::: DATA SHOWN :::

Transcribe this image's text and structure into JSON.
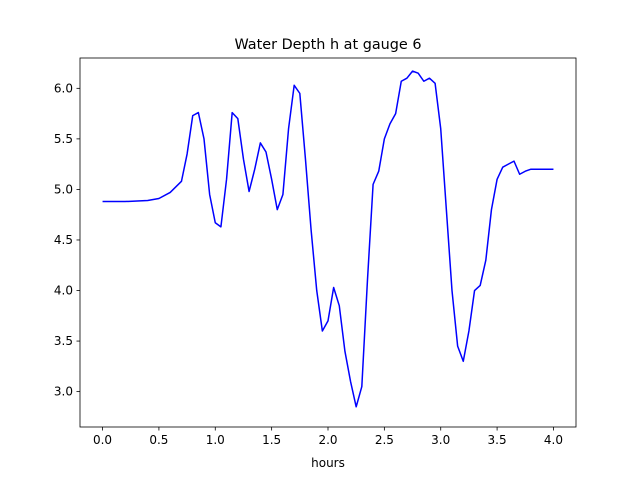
{
  "chart_data": {
    "type": "line",
    "title": "Water Depth h at gauge 6",
    "xlabel": "hours",
    "ylabel": "",
    "xlim": [
      -0.2,
      4.2
    ],
    "ylim": [
      2.65,
      6.3
    ],
    "xticks": [
      0.0,
      0.5,
      1.0,
      1.5,
      2.0,
      2.5,
      3.0,
      3.5,
      4.0
    ],
    "xtick_labels": [
      "0.0",
      "0.5",
      "1.0",
      "1.5",
      "2.0",
      "2.5",
      "3.0",
      "3.5",
      "4.0"
    ],
    "yticks": [
      3.0,
      3.5,
      4.0,
      4.5,
      5.0,
      5.5,
      6.0
    ],
    "ytick_labels": [
      "3.0",
      "3.5",
      "4.0",
      "4.5",
      "5.0",
      "5.5",
      "6.0"
    ],
    "grid": false,
    "series": [
      {
        "color": "#0000ff",
        "x": [
          0.0,
          0.2,
          0.4,
          0.5,
          0.6,
          0.7,
          0.75,
          0.8,
          0.85,
          0.9,
          0.95,
          1.0,
          1.05,
          1.1,
          1.15,
          1.2,
          1.25,
          1.3,
          1.35,
          1.4,
          1.45,
          1.5,
          1.55,
          1.6,
          1.65,
          1.7,
          1.75,
          1.8,
          1.85,
          1.9,
          1.95,
          2.0,
          2.05,
          2.1,
          2.15,
          2.2,
          2.25,
          2.3,
          2.35,
          2.4,
          2.45,
          2.5,
          2.55,
          2.6,
          2.65,
          2.7,
          2.75,
          2.8,
          2.85,
          2.9,
          2.95,
          3.0,
          3.05,
          3.1,
          3.15,
          3.2,
          3.25,
          3.3,
          3.35,
          3.4,
          3.45,
          3.5,
          3.55,
          3.6,
          3.65,
          3.7,
          3.75,
          3.8,
          3.85,
          3.9,
          3.95,
          4.0
        ],
        "y": [
          4.88,
          4.88,
          4.89,
          4.91,
          4.97,
          5.08,
          5.35,
          5.73,
          5.76,
          5.5,
          4.95,
          4.67,
          4.63,
          5.1,
          5.76,
          5.7,
          5.3,
          4.98,
          5.2,
          5.46,
          5.37,
          5.1,
          4.8,
          4.95,
          5.6,
          6.03,
          5.95,
          5.3,
          4.6,
          4.0,
          3.6,
          3.7,
          4.03,
          3.85,
          3.4,
          3.1,
          2.85,
          3.05,
          4.1,
          5.05,
          5.18,
          5.5,
          5.65,
          5.75,
          6.07,
          6.1,
          6.17,
          6.15,
          6.07,
          6.1,
          6.05,
          5.6,
          4.8,
          4.0,
          3.45,
          3.3,
          3.6,
          4.0,
          4.05,
          4.3,
          4.8,
          5.1,
          5.22,
          5.25,
          5.28,
          5.15,
          5.18,
          5.2,
          5.2,
          5.2,
          5.2,
          5.2
        ]
      }
    ]
  }
}
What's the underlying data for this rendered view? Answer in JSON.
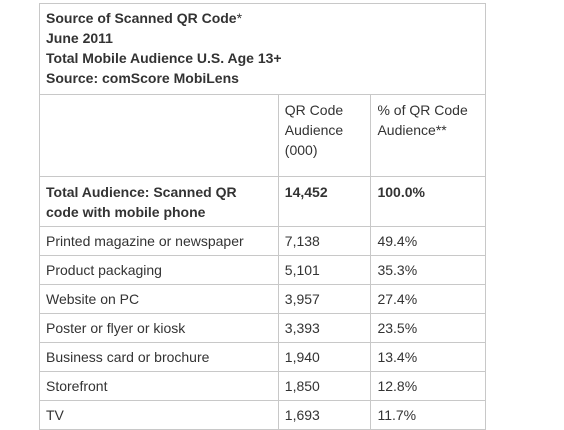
{
  "caption": {
    "line1": "Source of Scanned QR Code",
    "line1_mark": "*",
    "line2": "June 2011",
    "line3": "Total Mobile Audience U.S. Age 13+",
    "line4": "Source: comScore MobiLens"
  },
  "header": {
    "col1": "",
    "col2": "QR Code Audience (000)",
    "col3": "% of QR Code Audience",
    "col3_mark": "**"
  },
  "total": {
    "label": "Total Audience: Scanned QR code with mobile phone",
    "audience": "14,452",
    "percent": "100.0%"
  },
  "rows": [
    {
      "label": "Printed magazine or newspaper",
      "audience": "7,138",
      "percent": "49.4%"
    },
    {
      "label": "Product packaging",
      "audience": "5,101",
      "percent": "35.3%"
    },
    {
      "label": "Website on PC",
      "audience": "3,957",
      "percent": "27.4%"
    },
    {
      "label": "Poster or flyer or kiosk",
      "audience": "3,393",
      "percent": "23.5%"
    },
    {
      "label": "Business card or brochure",
      "audience": "1,940",
      "percent": "13.4%"
    },
    {
      "label": "Storefront",
      "audience": "1,850",
      "percent": "12.8%"
    },
    {
      "label": "TV",
      "audience": "1,693",
      "percent": "11.7%"
    }
  ]
}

:::

_REQUIRED WORK_
Show the lines of the records that include the string "Scanned".

_CORRECT ANSWER_
    "line1": "Source of Scanned QR Code",
    "label": "Total Audience: Scanned QR code with mobile phone",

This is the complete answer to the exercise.